── TRECHO ──

Usos
da água e desigualdade na oferta precisam ser discutidos, diz especialista.
A
barragem Sete Quedas faz parte do Sistema Cantareira de abastecimento de água
para a capital.
Especialista em recursos
hídricos e sustentabilidade, a arquiteta e urbanista Marussia Whately coordena
desde 2014 a articulação Aliança pelas Águas, iniciativa criada durante a crise
de abastecimento de água em São Paulo. A rede reúne mais de 70 organizações da
sociedade civil. A especialista participará, entre os dias 18 e 23/03/18 em
Brasília, do 8º Fórum Mundial da Água, evento organizado pelo Conselho
Mundial da Água.
Em entrevista à Agência Brasil, Marussia Whately destaca que uma combinação de
fatores que envolvem a disponibilidade da água no país, a forma como vem sendo
usada e as alterações climáticas não permitem que o tema da água seja tratado
de “forma marginal”. A arquiteta é autora do livro Século da Escassez. Uma nova
cultura de cuidado com a água: impasses e desafios, lançado em 2016.

───
── MATERIAL APRESENTADO ──

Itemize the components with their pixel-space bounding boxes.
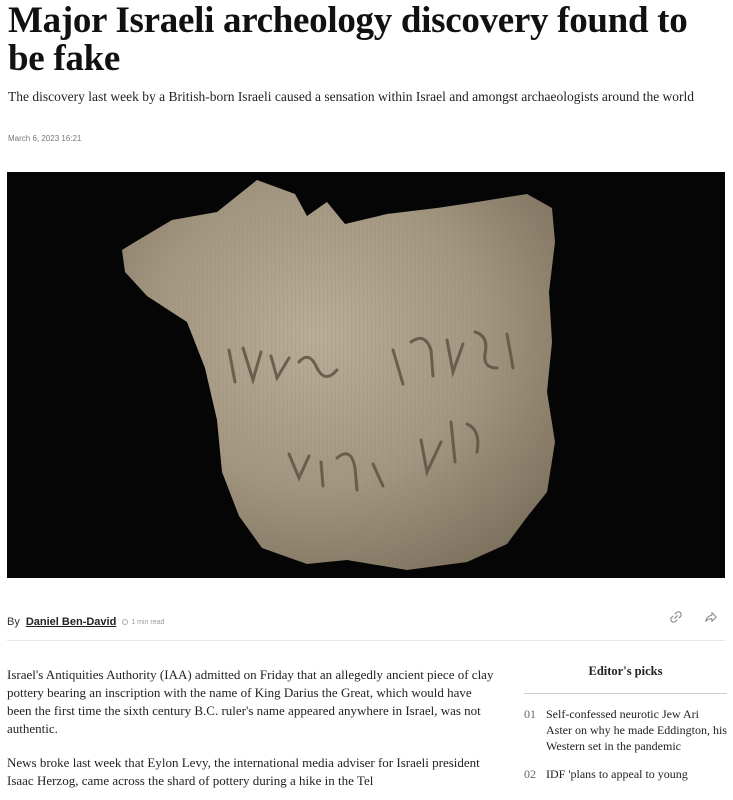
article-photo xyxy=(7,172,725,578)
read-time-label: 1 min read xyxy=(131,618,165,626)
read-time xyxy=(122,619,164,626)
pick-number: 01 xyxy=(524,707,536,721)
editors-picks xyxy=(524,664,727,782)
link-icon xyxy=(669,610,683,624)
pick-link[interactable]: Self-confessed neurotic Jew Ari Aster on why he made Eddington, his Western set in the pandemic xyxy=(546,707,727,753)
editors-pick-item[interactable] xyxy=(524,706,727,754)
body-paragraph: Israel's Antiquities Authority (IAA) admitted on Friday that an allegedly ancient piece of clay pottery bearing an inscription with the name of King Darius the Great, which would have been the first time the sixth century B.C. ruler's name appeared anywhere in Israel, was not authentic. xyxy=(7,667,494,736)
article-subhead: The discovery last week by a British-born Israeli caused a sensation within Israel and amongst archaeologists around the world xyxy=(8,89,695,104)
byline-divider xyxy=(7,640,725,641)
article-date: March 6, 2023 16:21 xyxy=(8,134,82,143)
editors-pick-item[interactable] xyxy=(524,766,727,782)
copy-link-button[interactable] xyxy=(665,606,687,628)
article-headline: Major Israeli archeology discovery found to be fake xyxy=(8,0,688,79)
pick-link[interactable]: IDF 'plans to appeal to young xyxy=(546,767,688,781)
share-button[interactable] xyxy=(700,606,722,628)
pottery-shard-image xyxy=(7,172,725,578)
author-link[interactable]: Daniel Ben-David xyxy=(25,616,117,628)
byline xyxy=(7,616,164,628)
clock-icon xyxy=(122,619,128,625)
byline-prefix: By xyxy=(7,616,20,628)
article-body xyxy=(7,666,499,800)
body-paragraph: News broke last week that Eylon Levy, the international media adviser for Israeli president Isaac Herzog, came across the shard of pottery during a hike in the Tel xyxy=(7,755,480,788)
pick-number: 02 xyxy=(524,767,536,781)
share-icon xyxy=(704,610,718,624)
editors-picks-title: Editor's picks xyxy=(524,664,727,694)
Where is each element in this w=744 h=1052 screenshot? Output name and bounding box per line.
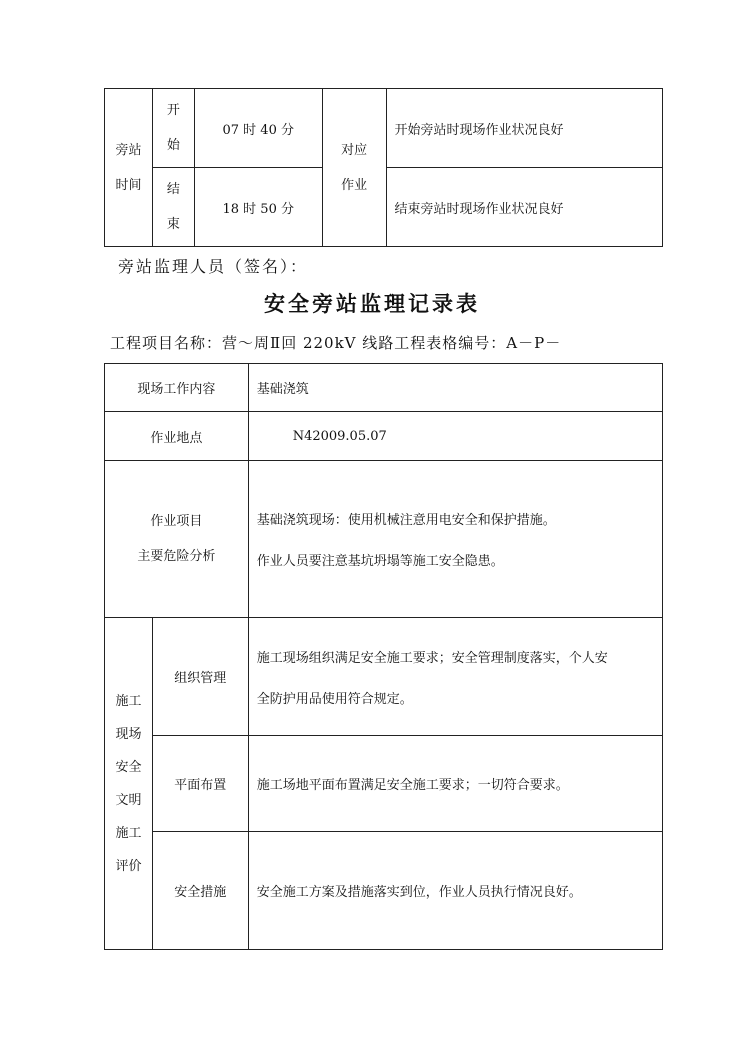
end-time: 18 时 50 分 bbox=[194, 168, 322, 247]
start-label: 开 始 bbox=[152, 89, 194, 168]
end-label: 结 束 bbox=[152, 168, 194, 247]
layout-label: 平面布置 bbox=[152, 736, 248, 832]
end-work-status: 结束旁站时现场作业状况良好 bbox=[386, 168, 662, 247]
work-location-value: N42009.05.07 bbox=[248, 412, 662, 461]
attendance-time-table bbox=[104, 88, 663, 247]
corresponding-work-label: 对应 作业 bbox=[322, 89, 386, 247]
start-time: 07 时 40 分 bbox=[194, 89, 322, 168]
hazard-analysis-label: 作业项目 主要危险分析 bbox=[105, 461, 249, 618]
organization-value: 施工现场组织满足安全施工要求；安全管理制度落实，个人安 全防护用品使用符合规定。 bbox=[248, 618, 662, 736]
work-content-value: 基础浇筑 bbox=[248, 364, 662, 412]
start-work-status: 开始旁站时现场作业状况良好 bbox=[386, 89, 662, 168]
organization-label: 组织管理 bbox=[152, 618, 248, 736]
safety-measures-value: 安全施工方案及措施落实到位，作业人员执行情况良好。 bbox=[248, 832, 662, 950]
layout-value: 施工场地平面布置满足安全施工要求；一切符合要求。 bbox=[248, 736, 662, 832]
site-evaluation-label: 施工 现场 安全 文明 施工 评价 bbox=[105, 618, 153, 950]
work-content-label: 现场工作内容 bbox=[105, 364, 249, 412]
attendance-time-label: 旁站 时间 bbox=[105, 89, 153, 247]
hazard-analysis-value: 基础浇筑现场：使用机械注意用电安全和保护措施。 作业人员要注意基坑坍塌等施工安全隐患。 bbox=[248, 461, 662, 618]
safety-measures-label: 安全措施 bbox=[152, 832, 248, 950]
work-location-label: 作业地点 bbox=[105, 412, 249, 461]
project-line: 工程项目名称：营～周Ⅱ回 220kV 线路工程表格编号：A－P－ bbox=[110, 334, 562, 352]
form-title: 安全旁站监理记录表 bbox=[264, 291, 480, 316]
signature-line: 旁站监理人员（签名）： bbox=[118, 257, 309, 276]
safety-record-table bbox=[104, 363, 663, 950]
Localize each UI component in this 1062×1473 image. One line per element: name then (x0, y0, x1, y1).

───

# [OBJETIVO DO EXERCÍCIO]
Cite sem alterações a parte do texto sobre os usos da água que se inicia com as palavras "Especialista em recursos" e vai até "lançado em 2016.".

# [RESPOSTA DO EXERCÍCIO]
Especialista em recursos
hídricos e sustentabilidade, a arquiteta e urbanista Marussia Whately coordena
desde 2014 a articulação Aliança pelas Águas, iniciativa criada durante a crise
de abastecimento de água em São Paulo. A rede reúne mais de 70 organizações da
sociedade civil. A especialista participará, entre os dias 18 e 23/03/18 em
Brasília, do 8º Fórum Mundial da Água, evento organizado pelo Conselho
Mundial da Água.
Em entrevista à Agência Brasil, Marussia Whately destaca que uma combinação de
fatores que envolvem a disponibilidade da água no país, a forma como vem sendo
usada e as alterações climáticas não permitem que o tema da água seja tratado
de “forma marginal”. A arquiteta é autora do livro Século da Escassez. Uma nova
cultura de cuidado com a água: impasses e desafios, lançado em 2016.